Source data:
★ ★ ★ ★ ★
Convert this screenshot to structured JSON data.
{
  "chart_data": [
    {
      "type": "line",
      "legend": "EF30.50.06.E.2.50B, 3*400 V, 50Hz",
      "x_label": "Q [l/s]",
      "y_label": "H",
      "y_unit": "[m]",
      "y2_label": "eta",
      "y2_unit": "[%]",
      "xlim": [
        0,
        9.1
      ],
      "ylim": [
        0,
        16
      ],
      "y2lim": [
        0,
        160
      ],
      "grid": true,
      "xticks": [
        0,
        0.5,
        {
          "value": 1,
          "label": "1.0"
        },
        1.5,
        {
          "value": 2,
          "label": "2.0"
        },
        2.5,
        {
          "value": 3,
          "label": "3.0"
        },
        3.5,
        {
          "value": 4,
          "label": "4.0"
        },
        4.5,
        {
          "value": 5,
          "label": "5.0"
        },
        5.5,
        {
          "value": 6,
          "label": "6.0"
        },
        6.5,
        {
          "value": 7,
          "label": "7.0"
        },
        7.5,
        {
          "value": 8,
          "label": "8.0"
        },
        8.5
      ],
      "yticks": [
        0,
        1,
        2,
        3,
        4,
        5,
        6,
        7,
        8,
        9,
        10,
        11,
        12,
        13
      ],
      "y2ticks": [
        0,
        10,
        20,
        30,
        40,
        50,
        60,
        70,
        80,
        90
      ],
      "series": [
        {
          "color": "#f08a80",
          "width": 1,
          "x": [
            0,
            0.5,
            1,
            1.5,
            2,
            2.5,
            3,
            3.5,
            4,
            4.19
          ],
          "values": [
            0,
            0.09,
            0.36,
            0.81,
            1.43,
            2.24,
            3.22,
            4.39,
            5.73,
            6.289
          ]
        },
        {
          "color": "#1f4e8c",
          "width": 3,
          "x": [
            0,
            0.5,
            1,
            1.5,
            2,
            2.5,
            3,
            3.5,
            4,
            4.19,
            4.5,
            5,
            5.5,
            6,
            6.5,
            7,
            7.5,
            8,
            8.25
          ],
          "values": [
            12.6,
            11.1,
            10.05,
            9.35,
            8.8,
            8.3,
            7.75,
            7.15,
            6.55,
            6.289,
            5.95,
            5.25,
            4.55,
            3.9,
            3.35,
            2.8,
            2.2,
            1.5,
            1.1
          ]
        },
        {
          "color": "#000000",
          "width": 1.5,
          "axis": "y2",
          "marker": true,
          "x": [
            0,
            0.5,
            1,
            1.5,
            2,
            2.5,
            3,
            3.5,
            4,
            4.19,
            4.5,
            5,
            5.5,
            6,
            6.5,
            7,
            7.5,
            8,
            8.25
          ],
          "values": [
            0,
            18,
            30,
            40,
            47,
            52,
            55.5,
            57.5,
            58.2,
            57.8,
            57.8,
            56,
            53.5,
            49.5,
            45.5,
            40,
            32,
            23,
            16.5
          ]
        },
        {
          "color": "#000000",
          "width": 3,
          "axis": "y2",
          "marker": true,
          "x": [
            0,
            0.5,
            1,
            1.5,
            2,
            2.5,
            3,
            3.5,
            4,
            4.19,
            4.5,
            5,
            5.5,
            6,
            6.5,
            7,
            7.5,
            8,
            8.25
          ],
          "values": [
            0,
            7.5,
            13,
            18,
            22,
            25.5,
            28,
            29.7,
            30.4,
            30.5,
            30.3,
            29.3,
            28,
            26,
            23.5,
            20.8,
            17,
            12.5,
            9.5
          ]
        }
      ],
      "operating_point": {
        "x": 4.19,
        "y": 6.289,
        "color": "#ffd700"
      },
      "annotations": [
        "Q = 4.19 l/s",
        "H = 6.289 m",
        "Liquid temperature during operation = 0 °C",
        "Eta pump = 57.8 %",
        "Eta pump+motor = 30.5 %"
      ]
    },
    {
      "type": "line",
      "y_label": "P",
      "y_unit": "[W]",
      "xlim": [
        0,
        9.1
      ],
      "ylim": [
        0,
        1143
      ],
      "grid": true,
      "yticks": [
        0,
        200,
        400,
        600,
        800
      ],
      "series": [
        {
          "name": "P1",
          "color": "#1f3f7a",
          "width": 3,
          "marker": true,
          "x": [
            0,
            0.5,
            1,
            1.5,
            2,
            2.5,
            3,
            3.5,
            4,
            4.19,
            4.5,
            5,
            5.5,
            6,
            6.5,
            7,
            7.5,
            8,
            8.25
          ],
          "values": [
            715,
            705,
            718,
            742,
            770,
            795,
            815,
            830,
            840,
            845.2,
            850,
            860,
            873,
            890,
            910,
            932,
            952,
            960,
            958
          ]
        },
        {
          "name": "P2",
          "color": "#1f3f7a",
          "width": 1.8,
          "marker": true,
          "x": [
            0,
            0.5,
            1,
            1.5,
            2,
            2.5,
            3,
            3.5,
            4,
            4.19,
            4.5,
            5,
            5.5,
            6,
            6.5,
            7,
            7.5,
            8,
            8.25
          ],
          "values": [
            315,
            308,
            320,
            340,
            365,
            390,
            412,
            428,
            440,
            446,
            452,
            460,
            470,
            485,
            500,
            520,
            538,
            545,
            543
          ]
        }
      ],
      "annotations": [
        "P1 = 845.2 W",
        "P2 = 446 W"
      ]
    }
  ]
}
★ ★ ★ ★ ★
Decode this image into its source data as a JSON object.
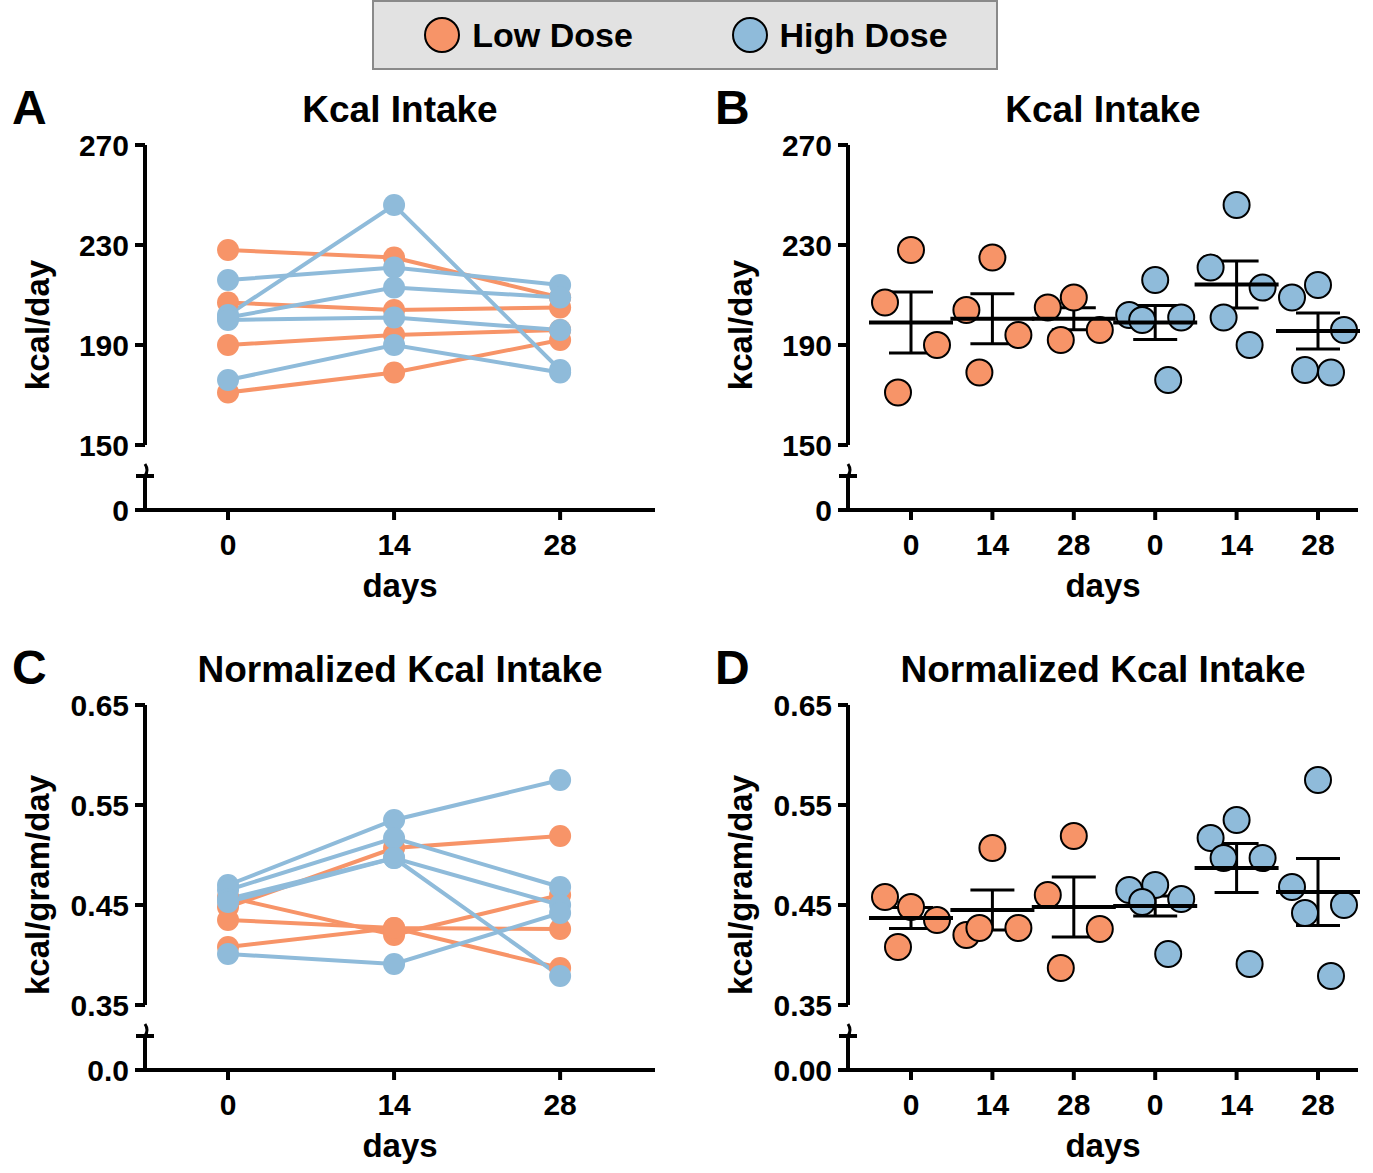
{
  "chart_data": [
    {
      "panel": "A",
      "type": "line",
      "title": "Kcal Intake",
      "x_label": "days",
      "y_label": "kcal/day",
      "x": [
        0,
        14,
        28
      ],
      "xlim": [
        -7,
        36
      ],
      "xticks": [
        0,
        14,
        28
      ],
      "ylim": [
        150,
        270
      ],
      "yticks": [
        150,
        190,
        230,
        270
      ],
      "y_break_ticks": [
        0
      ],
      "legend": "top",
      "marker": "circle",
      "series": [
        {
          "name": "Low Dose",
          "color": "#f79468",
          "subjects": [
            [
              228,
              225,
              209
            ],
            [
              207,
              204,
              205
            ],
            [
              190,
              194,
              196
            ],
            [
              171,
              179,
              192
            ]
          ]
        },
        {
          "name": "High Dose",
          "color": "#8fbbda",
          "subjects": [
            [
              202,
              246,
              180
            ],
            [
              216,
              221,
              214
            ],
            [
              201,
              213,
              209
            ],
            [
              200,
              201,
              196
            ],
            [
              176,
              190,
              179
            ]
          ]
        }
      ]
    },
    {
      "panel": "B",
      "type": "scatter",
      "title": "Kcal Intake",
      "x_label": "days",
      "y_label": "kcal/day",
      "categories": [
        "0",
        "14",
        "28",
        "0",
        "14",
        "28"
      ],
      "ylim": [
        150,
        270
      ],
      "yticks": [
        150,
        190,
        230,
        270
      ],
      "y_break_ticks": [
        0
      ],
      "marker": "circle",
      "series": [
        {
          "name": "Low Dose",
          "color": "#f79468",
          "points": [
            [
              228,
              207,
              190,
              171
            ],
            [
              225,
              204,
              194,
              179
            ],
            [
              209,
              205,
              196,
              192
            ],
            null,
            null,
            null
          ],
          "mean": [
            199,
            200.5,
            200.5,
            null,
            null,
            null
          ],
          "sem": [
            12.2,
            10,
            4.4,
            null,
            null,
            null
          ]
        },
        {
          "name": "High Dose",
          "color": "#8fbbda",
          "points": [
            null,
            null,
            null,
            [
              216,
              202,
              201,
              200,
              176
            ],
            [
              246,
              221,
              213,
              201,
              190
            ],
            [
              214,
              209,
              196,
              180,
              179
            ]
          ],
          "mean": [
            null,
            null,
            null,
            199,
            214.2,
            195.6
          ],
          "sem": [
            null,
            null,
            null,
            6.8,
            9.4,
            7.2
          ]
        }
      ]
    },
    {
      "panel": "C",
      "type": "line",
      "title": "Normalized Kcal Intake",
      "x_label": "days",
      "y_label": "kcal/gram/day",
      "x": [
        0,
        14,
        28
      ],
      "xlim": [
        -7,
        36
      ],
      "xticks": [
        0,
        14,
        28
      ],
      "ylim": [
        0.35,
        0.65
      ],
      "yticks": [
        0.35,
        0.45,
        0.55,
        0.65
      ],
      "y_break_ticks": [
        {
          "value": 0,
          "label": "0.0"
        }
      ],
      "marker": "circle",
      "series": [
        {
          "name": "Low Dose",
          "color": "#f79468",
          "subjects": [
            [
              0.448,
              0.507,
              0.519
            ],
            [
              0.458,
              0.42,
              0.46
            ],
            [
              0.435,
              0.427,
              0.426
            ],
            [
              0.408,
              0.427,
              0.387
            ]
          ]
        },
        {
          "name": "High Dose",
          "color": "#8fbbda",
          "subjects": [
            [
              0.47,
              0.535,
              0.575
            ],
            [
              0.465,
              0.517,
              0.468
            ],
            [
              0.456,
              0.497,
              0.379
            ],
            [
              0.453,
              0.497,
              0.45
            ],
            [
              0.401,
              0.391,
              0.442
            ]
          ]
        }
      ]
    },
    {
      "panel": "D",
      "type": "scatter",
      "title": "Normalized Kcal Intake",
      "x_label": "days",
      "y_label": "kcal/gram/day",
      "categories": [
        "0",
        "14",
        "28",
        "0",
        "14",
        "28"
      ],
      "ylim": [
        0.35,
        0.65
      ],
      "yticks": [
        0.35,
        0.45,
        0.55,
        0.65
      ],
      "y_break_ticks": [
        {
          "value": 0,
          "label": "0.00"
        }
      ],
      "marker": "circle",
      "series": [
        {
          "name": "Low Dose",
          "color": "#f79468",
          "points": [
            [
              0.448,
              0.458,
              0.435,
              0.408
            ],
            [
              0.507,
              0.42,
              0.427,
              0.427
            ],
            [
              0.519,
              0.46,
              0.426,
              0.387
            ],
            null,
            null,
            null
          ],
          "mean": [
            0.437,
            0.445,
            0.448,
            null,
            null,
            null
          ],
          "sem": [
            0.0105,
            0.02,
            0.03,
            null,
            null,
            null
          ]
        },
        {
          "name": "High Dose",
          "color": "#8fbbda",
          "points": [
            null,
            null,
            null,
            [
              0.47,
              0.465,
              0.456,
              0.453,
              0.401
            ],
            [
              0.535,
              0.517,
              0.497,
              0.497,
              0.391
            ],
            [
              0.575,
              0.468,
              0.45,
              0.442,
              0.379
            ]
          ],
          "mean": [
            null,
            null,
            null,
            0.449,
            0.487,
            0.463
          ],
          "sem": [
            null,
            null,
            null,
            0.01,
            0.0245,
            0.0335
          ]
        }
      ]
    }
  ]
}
★ ★ ★ ★ ★
Instruction:
Which lines above contain "JSON"? Show each of them.

Solution to the problem:
Convert this screenshot to structured JSON data.
Decode this image into its source data as a JSON object.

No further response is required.